::: INFORMATION GIVEN

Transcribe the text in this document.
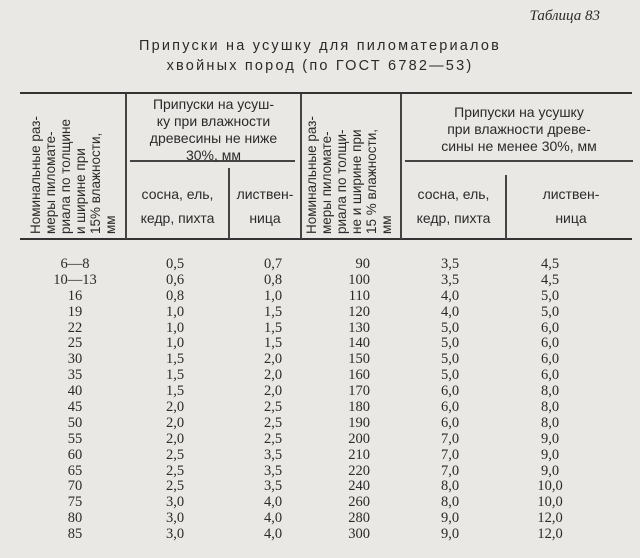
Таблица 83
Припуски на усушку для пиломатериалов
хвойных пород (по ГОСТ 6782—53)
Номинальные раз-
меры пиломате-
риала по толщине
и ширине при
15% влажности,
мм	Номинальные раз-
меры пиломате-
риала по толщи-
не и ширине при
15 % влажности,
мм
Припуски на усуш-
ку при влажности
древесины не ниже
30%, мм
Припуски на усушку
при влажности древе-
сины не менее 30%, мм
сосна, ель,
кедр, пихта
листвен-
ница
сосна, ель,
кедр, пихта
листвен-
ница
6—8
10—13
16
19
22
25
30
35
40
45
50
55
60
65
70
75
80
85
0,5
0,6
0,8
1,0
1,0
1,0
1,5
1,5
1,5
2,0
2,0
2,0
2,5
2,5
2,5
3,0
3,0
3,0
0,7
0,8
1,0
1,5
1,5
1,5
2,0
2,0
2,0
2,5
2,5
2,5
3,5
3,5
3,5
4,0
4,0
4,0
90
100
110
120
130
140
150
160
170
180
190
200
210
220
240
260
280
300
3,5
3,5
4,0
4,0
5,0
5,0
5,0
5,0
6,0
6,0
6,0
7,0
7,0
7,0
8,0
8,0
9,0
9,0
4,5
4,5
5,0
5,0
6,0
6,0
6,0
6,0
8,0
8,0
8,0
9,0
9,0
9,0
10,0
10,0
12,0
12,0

::::::
::: INFORMATION GIVEN

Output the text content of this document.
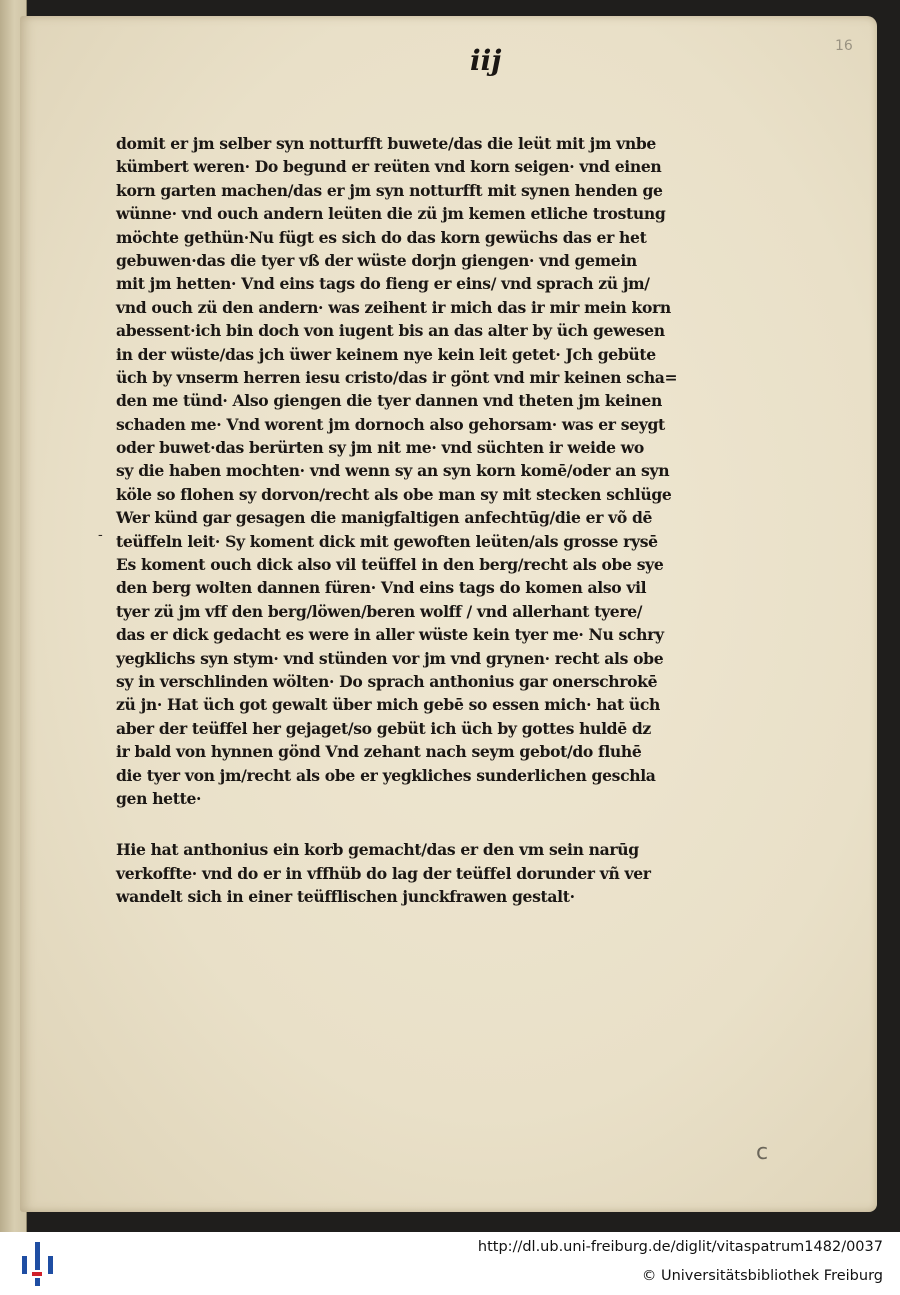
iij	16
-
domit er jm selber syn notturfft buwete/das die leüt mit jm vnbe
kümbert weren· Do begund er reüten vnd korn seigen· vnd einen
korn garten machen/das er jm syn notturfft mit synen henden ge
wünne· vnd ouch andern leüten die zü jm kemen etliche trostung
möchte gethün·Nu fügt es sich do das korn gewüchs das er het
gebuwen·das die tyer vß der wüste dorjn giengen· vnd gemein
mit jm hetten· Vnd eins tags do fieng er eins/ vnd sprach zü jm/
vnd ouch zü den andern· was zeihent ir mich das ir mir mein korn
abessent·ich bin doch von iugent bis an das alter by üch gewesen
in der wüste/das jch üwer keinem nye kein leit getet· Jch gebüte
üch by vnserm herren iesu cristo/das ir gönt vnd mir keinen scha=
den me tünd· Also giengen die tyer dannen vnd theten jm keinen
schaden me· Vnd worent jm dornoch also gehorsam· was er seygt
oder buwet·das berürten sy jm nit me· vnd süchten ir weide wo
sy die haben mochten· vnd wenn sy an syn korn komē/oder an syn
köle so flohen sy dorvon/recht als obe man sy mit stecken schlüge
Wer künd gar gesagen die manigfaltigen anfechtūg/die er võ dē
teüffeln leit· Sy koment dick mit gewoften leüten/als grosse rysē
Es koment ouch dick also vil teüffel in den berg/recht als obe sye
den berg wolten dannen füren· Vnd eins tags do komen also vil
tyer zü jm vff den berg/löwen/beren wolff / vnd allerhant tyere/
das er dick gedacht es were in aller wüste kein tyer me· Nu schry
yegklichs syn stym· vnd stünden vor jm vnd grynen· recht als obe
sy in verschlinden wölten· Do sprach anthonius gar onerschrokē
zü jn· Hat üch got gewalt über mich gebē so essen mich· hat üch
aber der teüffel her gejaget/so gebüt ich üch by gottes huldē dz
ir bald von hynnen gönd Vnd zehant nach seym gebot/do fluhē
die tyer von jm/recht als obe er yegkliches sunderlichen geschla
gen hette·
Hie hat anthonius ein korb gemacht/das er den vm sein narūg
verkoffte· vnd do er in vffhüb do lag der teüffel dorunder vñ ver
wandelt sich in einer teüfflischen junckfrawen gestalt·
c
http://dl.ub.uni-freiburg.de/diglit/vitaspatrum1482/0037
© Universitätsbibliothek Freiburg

::::::

## WHAT YOU ARE ASKED TO DO
Show all lines from the data above in which the word "tags" appears.

## IN RESPONSE
mit jm hetten· Vnd eins tags do fieng er eins/ vnd sprach zü jm/
den berg wolten dannen füren· Vnd eins tags do komen also vil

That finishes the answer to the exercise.